## Estratto

○ ○ ○

La notizia è passata quasi inosservata, come del resto molti episodi simili sono stati taciuti negli ultimi due anni. Qualche giorno fa, durante l’apice della controra ferragostana, la polizia del sedicente stato del Kosovo ha arrestato 40 persone. Niente di nuovo, essendo il Kosovo uno stato retto sostanzialmente dal crimine organizzato, ma a ben vedere non si tratta di banali narcotrafficanti; trattasi invece di terroristi dello Stato Islamico, meglio conosciuti come Isis, e affiliati all’organizzazione Jabhāt al-Nusra, attiva nella lotta contro Bashar al Assad in Siria, che avevano da tempo consolidato una rete terroristica nello stato fantoccio di Pristina, ma non solo. Tra gli arrestati, oltre ai Kosovari si annoverano anche numerosi Bosgnacchi e Macedoni di etnia albanese.
La notizia, ignorata da quasi tutti i media occidentali è circolata quasi soltanto su testate balcaniche. Come al solito, l’Occidente arriva tardi, tutto sta nel capire quanto questo ritardo sia un genuino frutto dell’insipienza dei suoi governanti o quanto piuttosto sia eterodiretta. Le infiltrazioni dell’islamismo radicale nei Balcani non è infatti cosa nuova. Già nell’ultima guerra di Bosnia venne segnalata la presenza di gruppi terroristici sunniti impegnati, a fianco dei Bosgnacchi musulmani, nella lotta contro i Serbo-Bosniaci appoggiati da Belgrado e da quanto rimaneva dell’Esercito Popolare Jugoslavo. Gli sponsor di quei gruppi qaedisti sono noti: Turchia, mai sazia di velleità neo-ottomane, ed Arabia Saudita, che sono anche i medesimi attori, in chiave destabilizzante, del Caucaso ex sovietico, dall’Armenia all’Ossezia. In Bosnia Erzegovina la presenza del jihadismo non solo è consolidata, ma sta considerevolmente aumentando di pari passo con lo sbandamento identitario post-bellico di quei luoghi.

○ ○ ○

## Dati registrati
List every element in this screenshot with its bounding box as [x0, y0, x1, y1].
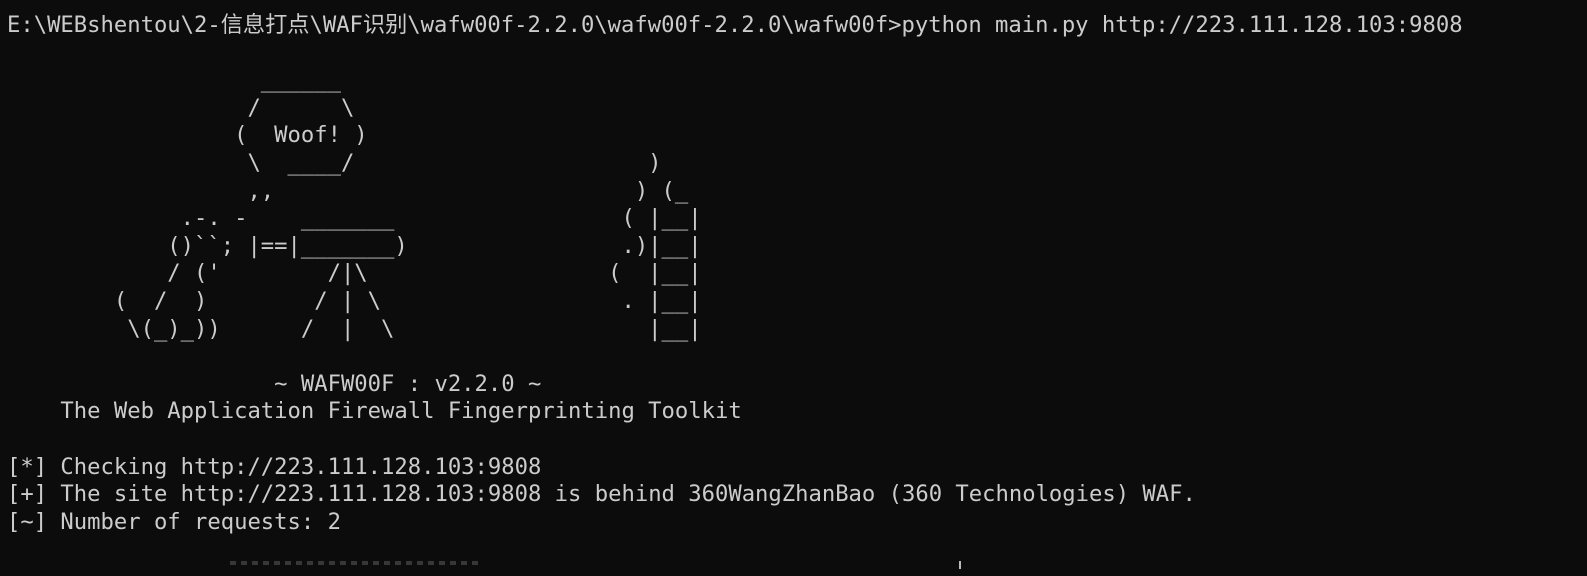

○ ○ ○

## Compiti da svolgere
#1 Secondo l'estratto, quante persone ha arrestato la polizia del Kosovo?
#2 Trascrivi dall'estratto il brano che comincia con le parole "La notizia è" e si chiude dopo le parole "di etnia albanese.".

## Risultati dei compiti
#1 40 persone.

#2
La notizia è passata quasi inosservata, come del resto molti episodi simili sono stati taciuti negli ultimi due anni. Qualche giorno fa, durante l’apice della controra ferragostana, la polizia del sedicente stato del Kosovo ha arrestato 40 persone. Niente di nuovo, essendo il Kosovo uno stato retto sostanzialmente dal crimine organizzato, ma a ben vedere non si tratta di banali narcotrafficanti; trattasi invece di terroristi dello Stato Islamico, meglio conosciuti come Isis, e affiliati all’organizzazione Jabhāt al-Nusra, attiva nella lotta contro Bashar al Assad in Siria, che avevano da tempo consolidato una rete terroristica nello stato fantoccio di Pristina, ma non solo. Tra gli arrestati, oltre ai Kosovari si annoverano anche numerosi Bosgnacchi e Macedoni di etnia albanese.